_GOAL_
Transcribe all of the material exactly. Any picture in it should be left out.

_RECORDS TO USE_

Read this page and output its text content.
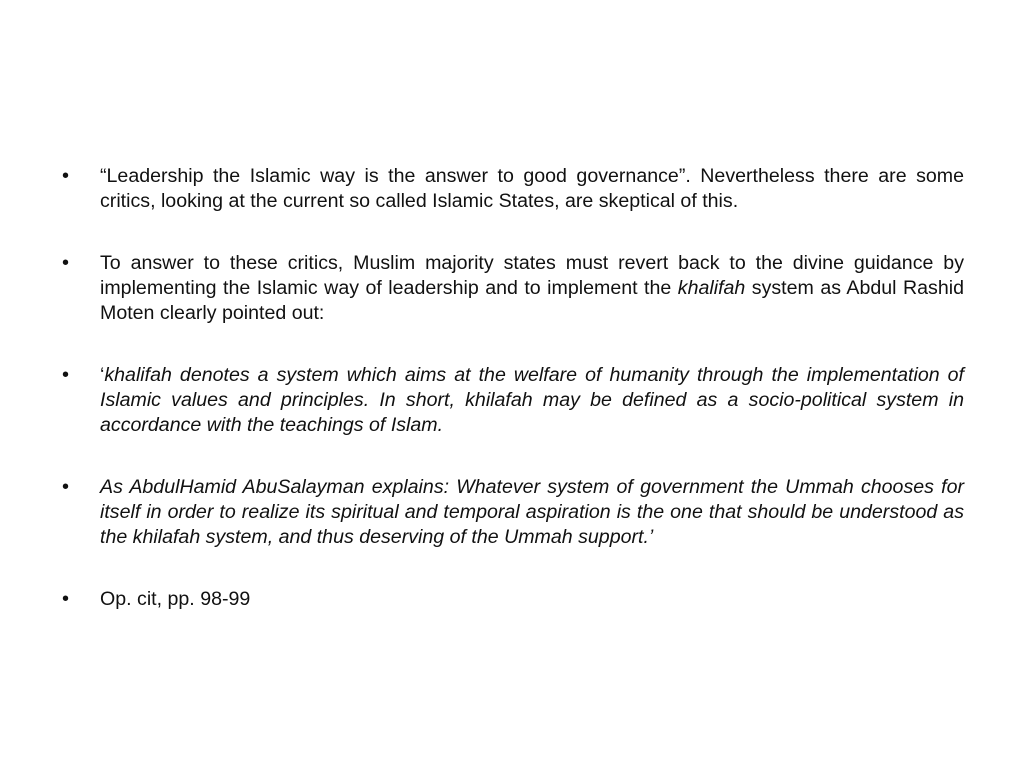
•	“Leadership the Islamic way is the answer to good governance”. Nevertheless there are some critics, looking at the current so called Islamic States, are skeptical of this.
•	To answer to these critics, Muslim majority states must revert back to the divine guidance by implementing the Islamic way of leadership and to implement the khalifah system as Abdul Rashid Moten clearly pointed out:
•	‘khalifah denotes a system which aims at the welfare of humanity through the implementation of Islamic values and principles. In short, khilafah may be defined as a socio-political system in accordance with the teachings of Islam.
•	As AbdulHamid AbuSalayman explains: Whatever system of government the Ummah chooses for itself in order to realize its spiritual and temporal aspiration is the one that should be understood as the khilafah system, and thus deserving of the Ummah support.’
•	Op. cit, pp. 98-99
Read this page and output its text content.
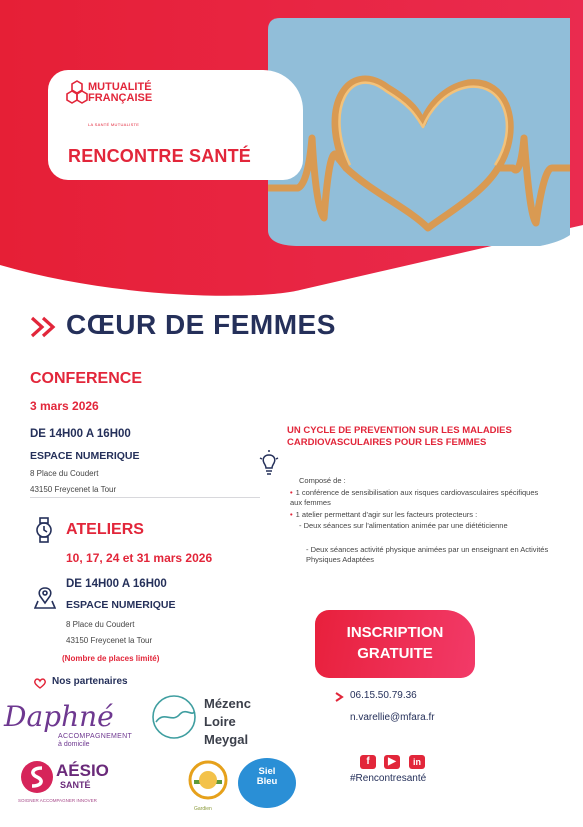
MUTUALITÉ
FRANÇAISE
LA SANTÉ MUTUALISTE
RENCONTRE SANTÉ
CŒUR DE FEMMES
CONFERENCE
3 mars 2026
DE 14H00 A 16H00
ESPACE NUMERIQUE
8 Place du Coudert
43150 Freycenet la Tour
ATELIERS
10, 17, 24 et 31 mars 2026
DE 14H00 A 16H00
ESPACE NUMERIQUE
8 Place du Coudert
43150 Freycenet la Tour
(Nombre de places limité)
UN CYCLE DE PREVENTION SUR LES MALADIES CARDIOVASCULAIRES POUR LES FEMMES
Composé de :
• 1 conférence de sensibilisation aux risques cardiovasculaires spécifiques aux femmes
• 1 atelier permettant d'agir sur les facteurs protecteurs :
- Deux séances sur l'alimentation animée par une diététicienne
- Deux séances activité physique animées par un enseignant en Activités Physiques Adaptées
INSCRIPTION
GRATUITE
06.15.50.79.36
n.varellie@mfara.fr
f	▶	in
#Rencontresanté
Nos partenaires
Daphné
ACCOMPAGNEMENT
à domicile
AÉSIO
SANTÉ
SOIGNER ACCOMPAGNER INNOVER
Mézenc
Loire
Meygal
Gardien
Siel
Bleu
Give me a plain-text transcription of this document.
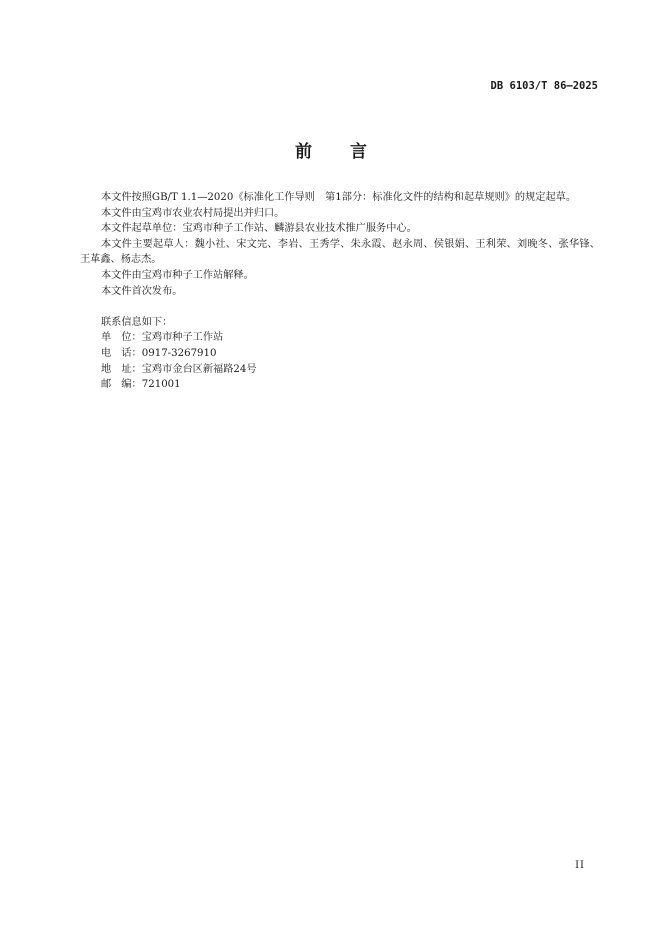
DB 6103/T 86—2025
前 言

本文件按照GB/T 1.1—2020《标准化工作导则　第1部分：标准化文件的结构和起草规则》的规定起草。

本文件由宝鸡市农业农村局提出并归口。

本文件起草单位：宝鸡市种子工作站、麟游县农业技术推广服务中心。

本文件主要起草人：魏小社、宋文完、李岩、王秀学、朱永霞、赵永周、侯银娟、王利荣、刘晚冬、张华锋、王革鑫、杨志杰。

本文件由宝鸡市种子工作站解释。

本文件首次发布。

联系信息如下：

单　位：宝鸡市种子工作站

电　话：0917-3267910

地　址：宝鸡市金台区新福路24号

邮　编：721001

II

_ANSWER TO THE PROBLEM_
Read this page and output its text content.
•	“Leadership the Islamic way is the answer to good governance”. Nevertheless there are some critics, looking at the current so called Islamic States, are skeptical of this.
•	To answer to these critics, Muslim majority states must revert back to the divine guidance by implementing the Islamic way of leadership and to implement the khalifah system as Abdul Rashid Moten clearly pointed out:
•	‘khalifah denotes a system which aims at the welfare of humanity through the implementation of Islamic values and principles. In short, khilafah may be defined as a socio-political system in accordance with the teachings of Islam.
•	As AbdulHamid AbuSalayman explains: Whatever system of government the Ummah chooses for itself in order to realize its spiritual and temporal aspiration is the one that should be understood as the khilafah system, and thus deserving of the Ummah support.’
•	Op. cit, pp. 98-99
Read this page and output its text content.
MUTUALITÉ
FRANÇAISE
LA SANTÉ MUTUALISTE
RENCONTRE SANTÉ
CŒUR DE FEMMES
CONFERENCE
3 mars 2026
DE 14H00 A 16H00
ESPACE NUMERIQUE
8 Place du Coudert
43150 Freycenet la Tour
ATELIERS
10, 17, 24 et 31 mars 2026
DE 14H00 A 16H00
ESPACE NUMERIQUE
8 Place du Coudert
43150 Freycenet la Tour
(Nombre de places limité)
UN CYCLE DE PREVENTION SUR LES MALADIES CARDIOVASCULAIRES POUR LES FEMMES
Composé de :
• 1 conférence de sensibilisation aux risques cardiovasculaires spécifiques aux femmes
• 1 atelier permettant d'agir sur les facteurs protecteurs :
- Deux séances sur l'alimentation animée par une diététicienne
- Deux séances activité physique animées par un enseignant en Activités Physiques Adaptées
INSCRIPTION
GRATUITE
06.15.50.79.36
n.varellie@mfara.fr
f	▶	in
#Rencontresanté
Nos partenaires
Daphné
ACCOMPAGNEMENT
à domicile
AÉSIO
SANTÉ
SOIGNER ACCOMPAGNER INNOVER
Mézenc
Loire
Meygal
Gardien
Siel
Bleu
Give me a plain-text transcription of this document.
DB 6103/T 86—2025
前 言

本文件按照GB/T 1.1—2020《标准化工作导则　第1部分：标准化文件的结构和起草规则》的规定起草。

本文件由宝鸡市农业农村局提出并归口。

本文件起草单位：宝鸡市种子工作站、麟游县农业技术推广服务中心。

本文件主要起草人：魏小社、宋文完、李岩、王秀学、朱永霞、赵永周、侯银娟、王利荣、刘晚冬、张华锋、王革鑫、杨志杰。

本文件由宝鸡市种子工作站解释。

本文件首次发布。

联系信息如下：

单　位：宝鸡市种子工作站

电　话：0917-3267910

地　址：宝鸡市金台区新福路24号

邮　编：721001

II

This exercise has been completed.